WRITTEN EXERCISE =
Would you quote the material below in full and unchanged?
────
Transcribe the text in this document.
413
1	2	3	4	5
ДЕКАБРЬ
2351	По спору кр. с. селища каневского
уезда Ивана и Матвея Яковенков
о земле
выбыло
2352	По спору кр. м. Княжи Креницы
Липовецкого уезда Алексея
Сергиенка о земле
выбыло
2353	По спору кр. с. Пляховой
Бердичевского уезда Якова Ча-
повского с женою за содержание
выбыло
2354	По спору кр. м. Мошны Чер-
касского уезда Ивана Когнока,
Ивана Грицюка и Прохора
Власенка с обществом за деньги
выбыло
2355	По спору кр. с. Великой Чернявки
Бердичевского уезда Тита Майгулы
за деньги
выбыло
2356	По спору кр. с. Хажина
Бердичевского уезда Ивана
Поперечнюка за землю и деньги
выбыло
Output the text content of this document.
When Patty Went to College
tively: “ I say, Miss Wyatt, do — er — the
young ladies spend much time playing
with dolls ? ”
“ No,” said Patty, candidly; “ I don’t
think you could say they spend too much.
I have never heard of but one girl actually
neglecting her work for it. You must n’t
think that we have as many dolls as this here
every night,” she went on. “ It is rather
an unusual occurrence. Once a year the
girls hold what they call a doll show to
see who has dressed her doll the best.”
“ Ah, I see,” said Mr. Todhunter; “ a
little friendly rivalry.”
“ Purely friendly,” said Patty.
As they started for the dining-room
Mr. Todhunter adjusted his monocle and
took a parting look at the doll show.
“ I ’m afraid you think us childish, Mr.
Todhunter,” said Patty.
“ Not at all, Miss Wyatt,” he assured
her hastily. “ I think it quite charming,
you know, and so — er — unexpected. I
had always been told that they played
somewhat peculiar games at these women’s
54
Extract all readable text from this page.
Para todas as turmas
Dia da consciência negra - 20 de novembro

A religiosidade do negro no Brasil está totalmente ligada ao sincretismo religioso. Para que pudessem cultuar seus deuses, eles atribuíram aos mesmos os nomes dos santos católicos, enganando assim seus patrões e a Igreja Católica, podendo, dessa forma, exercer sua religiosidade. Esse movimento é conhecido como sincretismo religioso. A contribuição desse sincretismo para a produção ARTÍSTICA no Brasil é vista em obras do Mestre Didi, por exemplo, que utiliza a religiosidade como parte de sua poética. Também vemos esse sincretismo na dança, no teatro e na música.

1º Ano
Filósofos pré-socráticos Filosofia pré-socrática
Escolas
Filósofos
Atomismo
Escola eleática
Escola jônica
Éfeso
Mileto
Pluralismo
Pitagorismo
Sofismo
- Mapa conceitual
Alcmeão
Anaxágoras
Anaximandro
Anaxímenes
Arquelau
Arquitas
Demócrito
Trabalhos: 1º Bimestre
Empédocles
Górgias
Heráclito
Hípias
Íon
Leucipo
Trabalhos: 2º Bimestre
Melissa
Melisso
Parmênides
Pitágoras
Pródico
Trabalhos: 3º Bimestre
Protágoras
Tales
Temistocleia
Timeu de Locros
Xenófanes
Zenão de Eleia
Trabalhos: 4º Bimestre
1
────
RESULT BELOW =
Transcribe the text in this document.
413
1	2	3	4	5
ДЕКАБРЬ
2351	По спору кр. с. селища каневского
уезда Ивана и Матвея Яковенков
о земле
выбыло
2352	По спору кр. м. Княжи Креницы
Липовецкого уезда Алексея
Сергиенка о земле
выбыло
2353	По спору кр. с. Пляховой
Бердичевского уезда Якова Ча-
повского с женою за содержание
выбыло
2354	По спору кр. м. Мошны Чер-
касского уезда Ивана Когнока,
Ивана Грицюка и Прохора
Власенка с обществом за деньги
выбыло
2355	По спору кр. с. Великой Чернявки
Бердичевского уезда Тита Майгулы
за деньги
выбыло
2356	По спору кр. с. Хажина
Бердичевского уезда Ивана
Поперечнюка за землю и деньги
выбыло
Output the text content of this document.
When Patty Went to College
tively: “ I say, Miss Wyatt, do — er — the
young ladies spend much time playing
with dolls ? ”
“ No,” said Patty, candidly; “ I don’t
think you could say they spend too much.
I have never heard of but one girl actually
neglecting her work for it. You must n’t
think that we have as many dolls as this here
every night,” she went on. “ It is rather
an unusual occurrence. Once a year the
girls hold what they call a doll show to
see who has dressed her doll the best.”
“ Ah, I see,” said Mr. Todhunter; “ a
little friendly rivalry.”
“ Purely friendly,” said Patty.
As they started for the dining-room
Mr. Todhunter adjusted his monocle and
took a parting look at the doll show.
“ I ’m afraid you think us childish, Mr.
Todhunter,” said Patty.
“ Not at all, Miss Wyatt,” he assured
her hastily. “ I think it quite charming,
you know, and so — er — unexpected. I
had always been told that they played
somewhat peculiar games at these women’s
54
Extract all readable text from this page.
Para todas as turmas
Dia da consciência negra - 20 de novembro

A religiosidade do negro no Brasil está totalmente ligada ao sincretismo religioso. Para que pudessem cultuar seus deuses, eles atribuíram aos mesmos os nomes dos santos católicos, enganando assim seus patrões e a Igreja Católica, podendo, dessa forma, exercer sua religiosidade. Esse movimento é conhecido como sincretismo religioso. A contribuição desse sincretismo para a produção ARTÍSTICA no Brasil é vista em obras do Mestre Didi, por exemplo, que utiliza a religiosidade como parte de sua poética. Também vemos esse sincretismo na dança, no teatro e na música.

1º Ano
Filósofos pré-socráticos Filosofia pré-socrática
Escolas
Filósofos
Atomismo
Escola eleática
Escola jônica
Éfeso
Mileto
Pluralismo
Pitagorismo
Sofismo
- Mapa conceitual
Alcmeão
Anaxágoras
Anaximandro
Anaxímenes
Arquelau
Arquitas
Demócrito
Trabalhos: 1º Bimestre
Empédocles
Górgias
Heráclito
Hípias
Íon
Leucipo
Trabalhos: 2º Bimestre
Melissa
Melisso
Parmênides
Pitágoras
Pródico
Trabalhos: 3º Bimestre
Protágoras
Tales
Temistocleia
Timeu de Locros
Xenófanes
Zenão de Eleia
Trabalhos: 4º Bimestre
1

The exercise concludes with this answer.